*Written task*
Drop the pictures; give again exactly the lines from the one holding "Read all visible content and emit it as JSON." through the end of the data.

*Provided information*
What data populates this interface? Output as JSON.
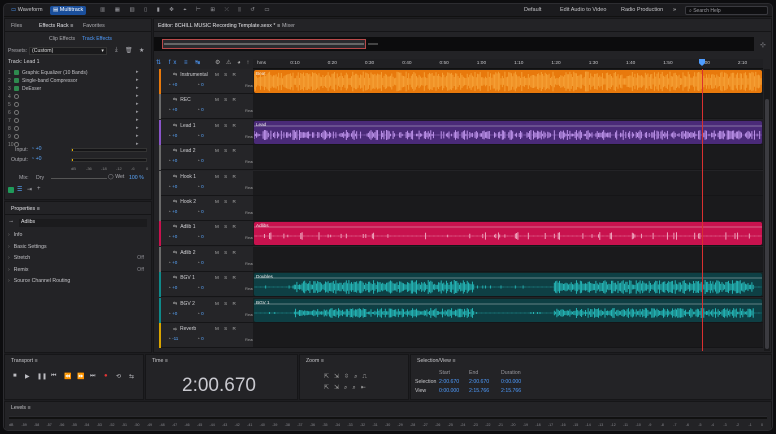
{
  "topbar": {
    "view_waveform": "Waveform",
    "view_multitrack": "Multitrack",
    "workspaces": [
      "Default",
      "Edit Audio to Video",
      "Radio Production"
    ],
    "search_placeholder": "Search Help"
  },
  "left_tabs": {
    "files": "Files",
    "effects_rack": "Effects Rack",
    "favorites": "Favorites"
  },
  "rack_subtabs": {
    "clip_effects": "Clip Effects",
    "track_effects": "Track Effects"
  },
  "presets": {
    "label": "Presets:",
    "value": "(Custom)"
  },
  "track_label": "Track: Lead 1",
  "effects": [
    {
      "n": "1",
      "name": "Graphic Equalizer (10 Bands)",
      "on": true
    },
    {
      "n": "2",
      "name": "Single-band Compressor",
      "on": true
    },
    {
      "n": "3",
      "name": "DeEsser",
      "on": true
    },
    {
      "n": "4",
      "name": "",
      "on": false
    },
    {
      "n": "5",
      "name": "",
      "on": false
    },
    {
      "n": "6",
      "name": "",
      "on": false
    },
    {
      "n": "7",
      "name": "",
      "on": false
    },
    {
      "n": "8",
      "name": "",
      "on": false
    },
    {
      "n": "9",
      "name": "",
      "on": false
    },
    {
      "n": "10",
      "name": "",
      "on": false
    }
  ],
  "io": {
    "input_label": "Input:",
    "input_val": "+0",
    "output_label": "Output:",
    "output_val": "+0"
  },
  "meter_scale": [
    "dB",
    "-36",
    "-18",
    "-12",
    "-6",
    "0"
  ],
  "mix": {
    "label": "Mix:",
    "dry": "Dry",
    "wet": "Wet",
    "pct": "100 %"
  },
  "properties": {
    "title": "Properties",
    "clip_name": "Adlibs",
    "rows": [
      {
        "label": "Info",
        "value": ""
      },
      {
        "label": "Basic Settings",
        "value": ""
      },
      {
        "label": "Stretch",
        "value": "Off"
      },
      {
        "label": "Remix",
        "value": "Off"
      },
      {
        "label": "Source Channel Routing",
        "value": ""
      }
    ]
  },
  "editor": {
    "tab": "Editor: 8CHILL MUSIC Recording Template.sesx *",
    "mixer": "Mixer"
  },
  "ruler": [
    "hms",
    "0:10",
    "0:20",
    "0:30",
    "0:40",
    "0:50",
    "1:00",
    "1:10",
    "1:20",
    "1:30",
    "1:40",
    "1:50",
    "2:00",
    "2:10"
  ],
  "tracks": [
    {
      "name": "Instrumental",
      "vol": "+0",
      "pan": "0",
      "clip": "Beat"
    },
    {
      "name": "REC",
      "vol": "+0",
      "pan": "0",
      "clip": ""
    },
    {
      "name": "Lead 1",
      "vol": "+0",
      "pan": "0",
      "clip": "Lead"
    },
    {
      "name": "Lead 2",
      "vol": "+0",
      "pan": "0",
      "clip": ""
    },
    {
      "name": "Hook 1",
      "vol": "+0",
      "pan": "0",
      "clip": ""
    },
    {
      "name": "Hook 2",
      "vol": "+0",
      "pan": "0",
      "clip": ""
    },
    {
      "name": "Adlib 1",
      "vol": "+0",
      "pan": "0",
      "clip": "Adlibs"
    },
    {
      "name": "Adlib 2",
      "vol": "+0",
      "pan": "0",
      "clip": ""
    },
    {
      "name": "BGV 1",
      "vol": "+0",
      "pan": "0",
      "clip": "Doubles"
    },
    {
      "name": "BGV 2",
      "vol": "+0",
      "pan": "0",
      "clip": "BGV 1"
    },
    {
      "name": "Reverb",
      "vol": "-11",
      "pan": "0",
      "clip": ""
    }
  ],
  "track_colors": {
    "instrumental": "#e8790c",
    "lead": "#8a55c9",
    "adlib": "#c8124e",
    "bgv": "#0f8a8a",
    "reverb": "#d8a400"
  },
  "msr": "M S R",
  "read": "Read",
  "transport": {
    "title": "Transport"
  },
  "time": {
    "title": "Time",
    "value": "2:00.670"
  },
  "zoom": {
    "title": "Zoom"
  },
  "selection": {
    "title": "Selection/View",
    "start_label": "Start",
    "end_label": "End",
    "duration_label": "Duration",
    "selection_label": "Selection",
    "view_label": "View",
    "sel_start": "2:00.670",
    "sel_end": "2:00.670",
    "sel_dur": "0:00.000",
    "view_start": "0:00.000",
    "view_end": "2:15.766",
    "view_dur": "2:15.766"
  },
  "levels": {
    "title": "Levels",
    "scale": [
      "dB",
      "-59",
      "-58",
      "-57",
      "-56",
      "-55",
      "-54",
      "-53",
      "-52",
      "-51",
      "-50",
      "-49",
      "-48",
      "-47",
      "-46",
      "-45",
      "-44",
      "-43",
      "-42",
      "-41",
      "-40",
      "-39",
      "-38",
      "-37",
      "-36",
      "-35",
      "-34",
      "-33",
      "-32",
      "-31",
      "-30",
      "-29",
      "-28",
      "-27",
      "-26",
      "-25",
      "-24",
      "-23",
      "-22",
      "-21",
      "-20",
      "-19",
      "-18",
      "-17",
      "-16",
      "-15",
      "-14",
      "-13",
      "-12",
      "-11",
      "-10",
      "-9",
      "-8",
      "-7",
      "-6",
      "-5",
      "-4",
      "-3",
      "-2",
      "-1",
      "0"
    ]
  }
}
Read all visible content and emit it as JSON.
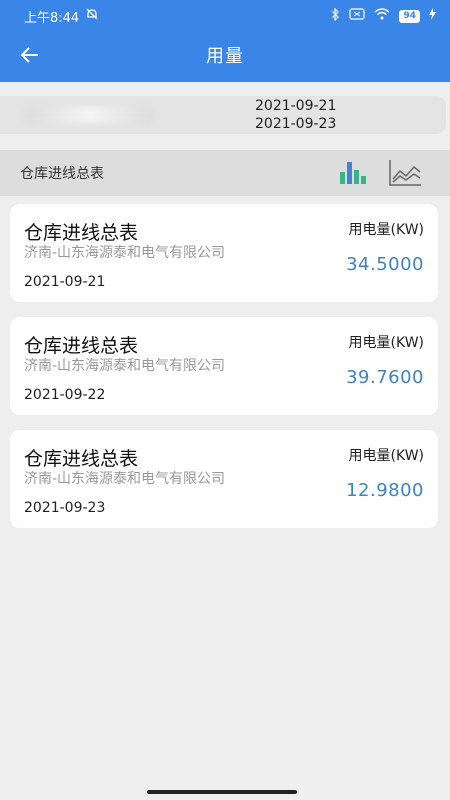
{
  "status_bar": {
    "time": "上午8:44",
    "battery": "94"
  },
  "header": {
    "title": "用量"
  },
  "date_range": {
    "start": "2021-09-21",
    "end": "2021-09-23"
  },
  "section": {
    "title": "仓库进线总表"
  },
  "icons": {
    "back": "arrow-left-icon",
    "bar_chart": "bar-chart-icon",
    "line_chart": "line-chart-icon"
  },
  "colors": {
    "header": "#3a86e8",
    "value": "#3d84c6",
    "bar_green": "#38b48b",
    "bar_blue": "#4a7fd6"
  },
  "records": [
    {
      "title": "仓库进线总表",
      "company": "济南-山东海源泰和电气有限公司",
      "date": "2021-09-21",
      "usage_label": "用电量(KW)",
      "value": "34.5000"
    },
    {
      "title": "仓库进线总表",
      "company": "济南-山东海源泰和电气有限公司",
      "date": "2021-09-22",
      "usage_label": "用电量(KW)",
      "value": "39.7600"
    },
    {
      "title": "仓库进线总表",
      "company": "济南-山东海源泰和电气有限公司",
      "date": "2021-09-23",
      "usage_label": "用电量(KW)",
      "value": "12.9800"
    }
  ]
}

*Finished answer*
Read all visible content and emit it as JSON.
{
  "status_bar": {
    "time": "上午8:44",
    "battery": "94"
  },
  "header": {
    "title": "用量"
  },
  "date_range": {
    "start": "2021-09-21",
    "end": "2021-09-23"
  },
  "section": {
    "title": "仓库进线总表"
  },
  "icons": {
    "back": "arrow-left-icon",
    "bar_chart": "bar-chart-icon",
    "line_chart": "line-chart-icon"
  },
  "colors": {
    "header": "#3a86e8",
    "value": "#3d84c6",
    "bar_green": "#38b48b",
    "bar_blue": "#4a7fd6"
  },
  "records": [
    {
      "title": "仓库进线总表",
      "company": "济南-山东海源泰和电气有限公司",
      "date": "2021-09-21",
      "usage_label": "用电量(KW)",
      "value": "34.5000"
    },
    {
      "title": "仓库进线总表",
      "company": "济南-山东海源泰和电气有限公司",
      "date": "2021-09-22",
      "usage_label": "用电量(KW)",
      "value": "39.7600"
    },
    {
      "title": "仓库进线总表",
      "company": "济南-山东海源泰和电气有限公司",
      "date": "2021-09-23",
      "usage_label": "用电量(KW)",
      "value": "12.9800"
    }
  ]
}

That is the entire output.